Look through the records below, and copy out every line that holds the string "level".

Extracts from a graphics dataset:
<<<<
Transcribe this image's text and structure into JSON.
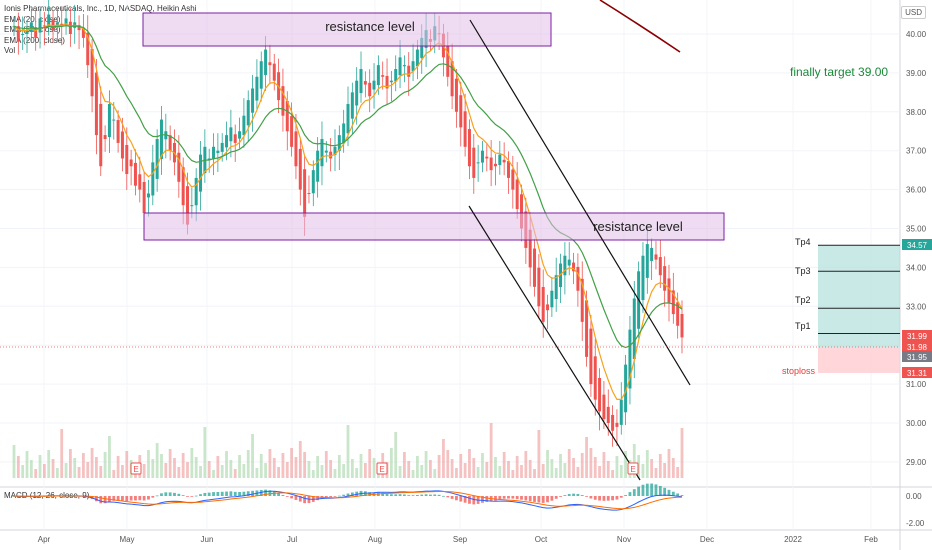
{
  "legend": {
    "title": "Ionis Pharmaceuticals, Inc., 1D, NASDAQ, Heikin Ashi",
    "ema20": "EMA (20, close)",
    "ema50": "EMA (50, close)",
    "ema200": "EMA (200, close)",
    "vol": "Vol",
    "macd": "MACD (12, 26, close, 9)"
  },
  "currency": "USD",
  "annotations": {
    "resistance_top": "resistance level",
    "resistance_mid": "resistance  level",
    "final_target": "finally  target  39.00",
    "stoploss": "stoploss",
    "tp1": "Tp1",
    "tp2": "Tp2",
    "tp3": "Tp3",
    "tp4": "Tp4",
    "earnings": "E"
  },
  "chart_data": {
    "type": "candlestick",
    "x_labels": [
      "Apr",
      "May",
      "Jun",
      "Jul",
      "Aug",
      "Sep",
      "Oct",
      "Nov",
      "Dec",
      "2022",
      "Feb"
    ],
    "y_ticks": [
      "40.00",
      "39.00",
      "38.00",
      "37.00",
      "36.00",
      "35.00",
      "34.00",
      "33.00",
      "32.00",
      "31.00",
      "30.00",
      "29.00"
    ],
    "macd_ticks": [
      "0.00",
      "-2.00"
    ],
    "price_labels": [
      {
        "text": "34.57",
        "color": "#26a69a"
      },
      {
        "text": "31.99",
        "color": "#ef5350"
      },
      {
        "text": "31.98",
        "color": "#ef5350"
      },
      {
        "text": "31.95",
        "color": "#787b86"
      },
      {
        "text": "31.31",
        "color": "#ef5350"
      }
    ],
    "targets": {
      "tp1": 32.3,
      "tp2": 32.95,
      "tp3": 33.9,
      "tp4": 34.57,
      "entry": 31.98,
      "stoploss": 31.31
    },
    "closes": [
      40.2,
      39.8,
      40.0,
      40.1,
      40.3,
      39.9,
      40.4,
      40.2,
      40.5,
      40.1,
      40.3,
      40.2,
      40.4,
      40.0,
      40.3,
      40.1,
      39.9,
      39.2,
      38.4,
      37.4,
      36.6,
      37.3,
      38.2,
      37.8,
      37.2,
      36.8,
      36.4,
      36.6,
      36.1,
      36.0,
      35.4,
      35.9,
      36.7,
      37.3,
      37.8,
      37.5,
      37.0,
      36.7,
      36.2,
      35.6,
      35.1,
      35.6,
      36.3,
      36.9,
      37.1,
      36.8,
      37.1,
      37.0,
      37.2,
      37.4,
      37.6,
      37.2,
      37.5,
      37.9,
      38.3,
      38.6,
      38.9,
      39.3,
      39.6,
      39.2,
      38.8,
      38.3,
      37.9,
      37.5,
      37.1,
      36.6,
      36.0,
      35.3,
      35.9,
      36.5,
      37.0,
      37.3,
      37.0,
      36.8,
      37.1,
      37.4,
      37.7,
      38.2,
      38.5,
      38.8,
      39.1,
      38.7,
      38.4,
      38.8,
      39.2,
      38.9,
      38.6,
      38.8,
      39.1,
      39.4,
      39.2,
      38.9,
      39.3,
      39.6,
      39.9,
      40.1,
      39.8,
      40.2,
      40.0,
      39.4,
      38.9,
      38.4,
      38.0,
      37.6,
      37.1,
      36.6,
      36.3,
      36.7,
      37.0,
      36.8,
      36.5,
      36.6,
      36.9,
      36.7,
      36.3,
      36.0,
      35.5,
      35.0,
      34.5,
      34.0,
      33.5,
      33.0,
      32.6,
      32.9,
      33.4,
      33.8,
      34.1,
      34.3,
      34.2,
      33.9,
      33.4,
      32.6,
      31.7,
      31.0,
      30.6,
      30.3,
      30.1,
      30.0,
      29.8,
      29.9,
      30.6,
      31.5,
      32.4,
      33.2,
      33.9,
      34.3,
      34.6,
      34.5,
      34.2,
      33.8,
      33.4,
      33.1,
      32.8,
      32.5,
      32.2
    ]
  }
}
>>>>
RESPONSE
    "resistance_top": "resistance level",
    "resistance_mid": "resistance  level",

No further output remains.